SHORT EXERCISE: Lift out all lines below that contain "name".

-- EXERCISE INPUT start --

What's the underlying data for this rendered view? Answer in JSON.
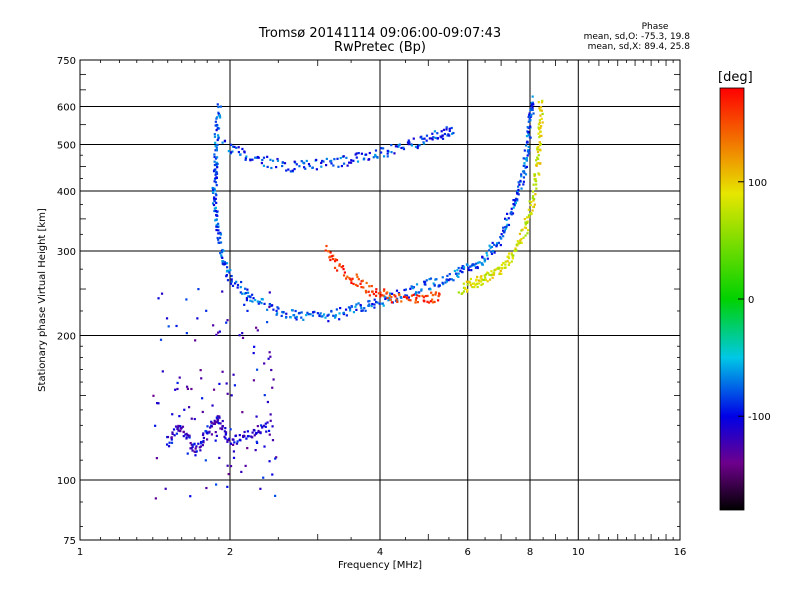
{
  "header": {
    "title_line1": "Tromsø 20141114 09:06:00-09:07:43",
    "title_line2": "RwPretec (Bp)"
  },
  "phase_info": {
    "title": "Phase",
    "line_o": "mean, sd,O: -75.3, 19.8",
    "line_x": "mean, sd,X:  89.4, 25.8"
  },
  "colorbar": {
    "label": "[deg]",
    "ticks": [
      "100",
      "0",
      "-100"
    ],
    "tick_values": [
      100,
      0,
      -100
    ],
    "range": [
      -180,
      180
    ]
  },
  "chart_data": {
    "type": "scatter",
    "title": "Tromsø 20141114 09:06:00-09:07:43",
    "subtitle": "RwPretec (Bp)",
    "xlabel": "Frequency [MHz]",
    "ylabel": "Stationary phase Virtual Height [km]",
    "xscale": "log",
    "yscale": "log",
    "xlim": [
      1,
      16
    ],
    "ylim": [
      75,
      750
    ],
    "x_ticks": [
      1,
      2,
      4,
      6,
      8,
      10,
      16
    ],
    "x_tick_labels": [
      "1",
      "2",
      "4",
      "6",
      "8",
      "10",
      "16"
    ],
    "y_ticks": [
      75,
      100,
      200,
      300,
      400,
      500,
      600,
      750
    ],
    "y_tick_labels": [
      "75",
      "100",
      "200",
      "300",
      "400",
      "500",
      "600",
      "750"
    ],
    "grid": true,
    "colormap": "rainbow (phase, deg)",
    "traces": [
      {
        "kind": "O-mode F trace",
        "phase": -80,
        "points": [
          [
            1.9,
            600
          ],
          [
            1.88,
            520
          ],
          [
            1.87,
            450
          ],
          [
            1.86,
            400
          ],
          [
            1.88,
            350
          ],
          [
            1.92,
            300
          ],
          [
            2.0,
            265
          ],
          [
            2.2,
            240
          ],
          [
            2.5,
            225
          ],
          [
            2.8,
            218
          ],
          [
            3.2,
            220
          ],
          [
            3.6,
            228
          ],
          [
            4.0,
            235
          ],
          [
            4.5,
            245
          ],
          [
            5.0,
            255
          ],
          [
            5.5,
            265
          ],
          [
            6.0,
            275
          ],
          [
            6.5,
            290
          ],
          [
            7.0,
            320
          ],
          [
            7.4,
            370
          ],
          [
            7.7,
            420
          ],
          [
            7.9,
            480
          ],
          [
            8.0,
            560
          ],
          [
            8.1,
            620
          ]
        ]
      },
      {
        "kind": "O-mode oblique/multiple",
        "phase": -85,
        "points": [
          [
            1.95,
            500
          ],
          [
            2.2,
            470
          ],
          [
            2.6,
            450
          ],
          [
            3.0,
            455
          ],
          [
            3.5,
            465
          ],
          [
            4.0,
            480
          ],
          [
            4.6,
            500
          ],
          [
            5.2,
            520
          ],
          [
            5.6,
            540
          ]
        ]
      },
      {
        "kind": "X-mode F trace",
        "phase": 85,
        "points": [
          [
            5.8,
            250
          ],
          [
            6.2,
            258
          ],
          [
            6.6,
            265
          ],
          [
            7.0,
            275
          ],
          [
            7.4,
            295
          ],
          [
            7.8,
            330
          ],
          [
            8.1,
            380
          ],
          [
            8.3,
            450
          ],
          [
            8.4,
            530
          ],
          [
            8.4,
            620
          ]
        ]
      },
      {
        "kind": "Orange segment",
        "phase": 160,
        "points": [
          [
            3.1,
            300
          ],
          [
            3.4,
            270
          ],
          [
            3.8,
            250
          ],
          [
            4.2,
            240
          ],
          [
            4.8,
            238
          ],
          [
            5.3,
            242
          ]
        ]
      },
      {
        "kind": "Low-frequency E/Es region",
        "phase": -110,
        "points": [
          [
            1.5,
            120
          ],
          [
            1.6,
            130
          ],
          [
            1.7,
            115
          ],
          [
            1.8,
            125
          ],
          [
            1.9,
            135
          ],
          [
            2.0,
            120
          ],
          [
            2.2,
            125
          ],
          [
            2.4,
            130
          ]
        ]
      }
    ]
  }
}
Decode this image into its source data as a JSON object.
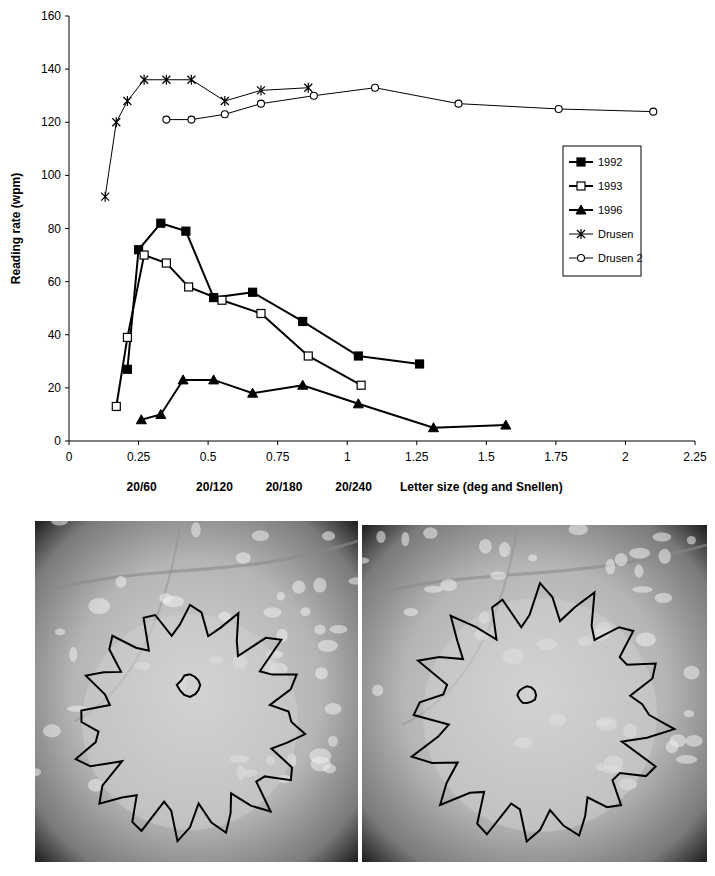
{
  "chart_data": {
    "type": "line",
    "y_label": "Reading rate (wpm)",
    "x_label": "Letter size (deg and Snellen)",
    "xlim": [
      0,
      2.25
    ],
    "xticks": [
      0,
      0.25,
      {
        "value": 0.5,
        "label": "0.5"
      },
      0.75,
      1,
      1.25,
      {
        "value": 1.5,
        "label": "1.5"
      },
      1.75,
      2,
      2.25
    ],
    "ylim": [
      0,
      160
    ],
    "yticks": [
      0,
      20,
      40,
      60,
      80,
      100,
      120,
      140,
      160
    ],
    "grid": false,
    "legend": "right",
    "annotations": [
      {
        "text": "20/60",
        "x": 0.25
      },
      {
        "text": "20/120",
        "x": 0.5
      },
      {
        "text": "20/180",
        "x": 0.75
      },
      {
        "text": "20/240",
        "x": 1
      }
    ],
    "series": [
      {
        "name": "1992",
        "color": "#000000",
        "marker": "square",
        "line_style": "thick",
        "x": [
          0.21,
          0.25,
          0.33,
          0.42,
          0.52,
          0.66,
          0.84,
          1.04,
          1.26
        ],
        "values": [
          27,
          72,
          82,
          79,
          54,
          56,
          45,
          32,
          29
        ]
      },
      {
        "name": "1993",
        "color": "#000000",
        "marker": "square-open",
        "line_style": "thick",
        "x": [
          0.17,
          0.21,
          0.27,
          0.35,
          0.43,
          0.55,
          0.69,
          0.86,
          1.05
        ],
        "values": [
          13,
          39,
          70,
          67,
          58,
          53,
          48,
          32,
          21
        ]
      },
      {
        "name": "1996",
        "color": "#000000",
        "marker": "triangle",
        "line_style": "thick",
        "x": [
          0.26,
          0.33,
          0.41,
          0.52,
          0.66,
          0.84,
          1.04,
          1.31,
          1.57
        ],
        "values": [
          8,
          10,
          23,
          23,
          18,
          21,
          14,
          5,
          6
        ]
      },
      {
        "name": "Drusen",
        "color": "#000000",
        "marker": "asterisk",
        "line_style": "thin",
        "x": [
          0.13,
          0.17,
          0.21,
          0.27,
          0.35,
          0.44,
          0.56,
          0.69,
          0.86
        ],
        "values": [
          92,
          120,
          128,
          136,
          136,
          136,
          128,
          132,
          133
        ]
      },
      {
        "name": "Drusen 2",
        "color": "#000000",
        "marker": "circle-open",
        "line_style": "thin",
        "x": [
          0.35,
          0.44,
          0.56,
          0.69,
          0.88,
          1.1,
          1.4,
          1.76,
          2.1
        ],
        "values": [
          121,
          121,
          123,
          127,
          130,
          133,
          127,
          125,
          124
        ]
      }
    ]
  }
}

-- EXERCISE INPUT end --

COMPLETE OUTPUT:
        "name": "1992",
        "name": "1993",
        "name": "1996",
        "name": "Drusen",
        "name": "Drusen 2",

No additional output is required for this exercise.